— The problem —
Return every line of the records below verbatim, with no pictures in the copy.

=== Records for the task ===

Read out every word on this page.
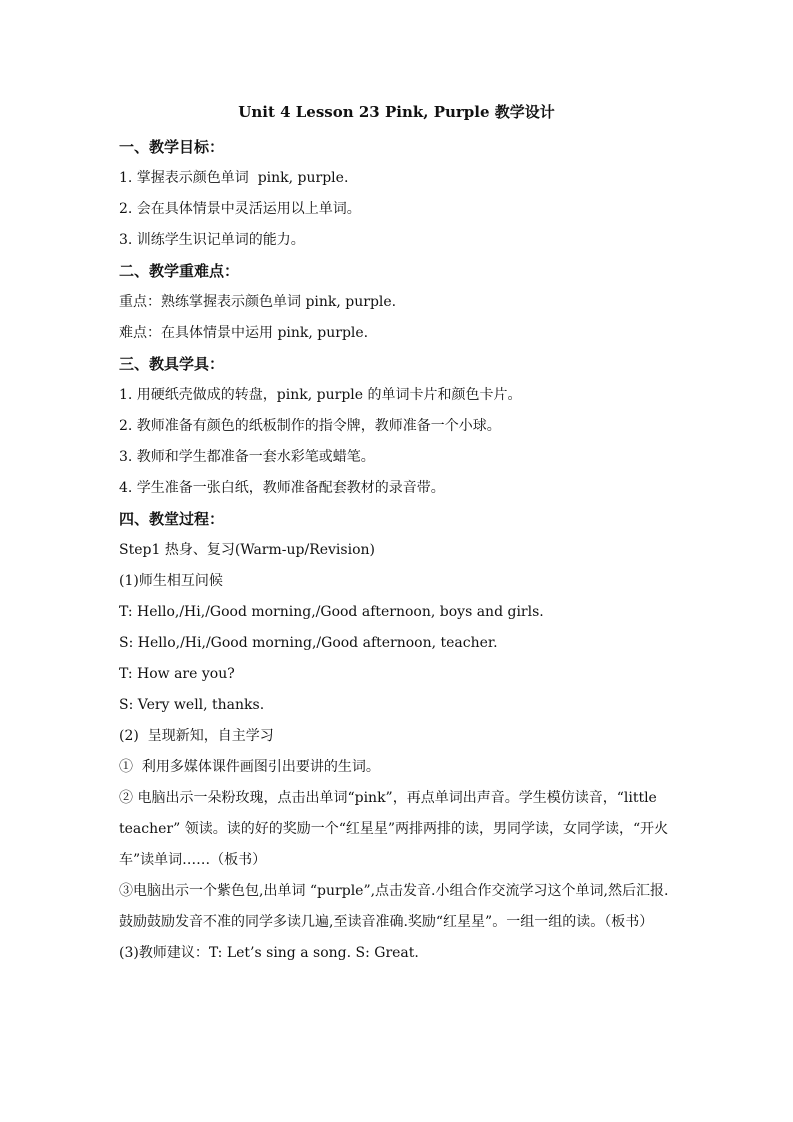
Unit 4 Lesson 23 Pink, Purple 教学设计
一、教学目标：
1. 掌握表示颜色单词  pink, purple.
2. 会在具体情景中灵活运用以上单词。
3. 训练学生识记单词的能力。
二、教学重难点：
重点：熟练掌握表示颜色单词 pink, purple.
难点：在具体情景中运用 pink, purple.
三、教具学具：
1. 用硬纸壳做成的转盘，pink, purple 的单词卡片和颜色卡片。
2. 教师准备有颜色的纸板制作的指令牌，教师准备一个小球。
3. 教师和学生都准备一套水彩笔或蜡笔。
4. 学生准备一张白纸，教师准备配套教材的录音带。
四、教堂过程：
Step1 热身、复习(Warm-up/Revision)
(1)师生相互问候
T: Hello,/Hi,/Good morning,/Good afternoon, boys and girls.
S: Hello,/Hi,/Good morning,/Good afternoon, teacher.
T: How are you?
S: Very well, thanks.
(2)  呈现新知，自主学习
①  利用多媒体课件画图引出要讲的生词。
② 电脑出示一朵粉玫瑰，点击出单词“pink”，再点单词出声音。学生模仿读音，“little teacher” 领读。读的好的奖励一个“红星星”两排两排的读，男同学读，女同学读，“开火车”读单词……（板书）
③电脑出示一个紫色包,出单词 “purple”,点击发音.小组合作交流学习这个单词,然后汇报.鼓励鼓励发音不准的同学多读几遍,至读音准确.奖励“红星星”。一组一组的读。（板书）
(3)教师建议：T: Let’s sing a song. S: Great.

===

— Written solution —
Read out every word on this page.
Unit 4 Lesson 23 Pink, Purple 教学设计
一、教学目标：
1. 掌握表示颜色单词  pink, purple.
2. 会在具体情景中灵活运用以上单词。
3. 训练学生识记单词的能力。
二、教学重难点：
重点：熟练掌握表示颜色单词 pink, purple.
难点：在具体情景中运用 pink, purple.
三、教具学具：
1. 用硬纸壳做成的转盘，pink, purple 的单词卡片和颜色卡片。
2. 教师准备有颜色的纸板制作的指令牌，教师准备一个小球。
3. 教师和学生都准备一套水彩笔或蜡笔。
4. 学生准备一张白纸，教师准备配套教材的录音带。
四、教堂过程：
Step1 热身、复习(Warm-up/Revision)
(1)师生相互问候
T: Hello,/Hi,/Good morning,/Good afternoon, boys and girls.
S: Hello,/Hi,/Good morning,/Good afternoon, teacher.
T: How are you?
S: Very well, thanks.
(2)  呈现新知，自主学习
①  利用多媒体课件画图引出要讲的生词。
② 电脑出示一朵粉玫瑰，点击出单词“pink”，再点单词出声音。学生模仿读音，“little teacher” 领读。读的好的奖励一个“红星星”两排两排的读，男同学读，女同学读，“开火车”读单词……（板书）
③电脑出示一个紫色包,出单词 “purple”,点击发音.小组合作交流学习这个单词,然后汇报.鼓励鼓励发音不准的同学多读几遍,至读音准确.奖励“红星星”。一组一组的读。（板书）
(3)教师建议：T: Let’s sing a song. S: Great.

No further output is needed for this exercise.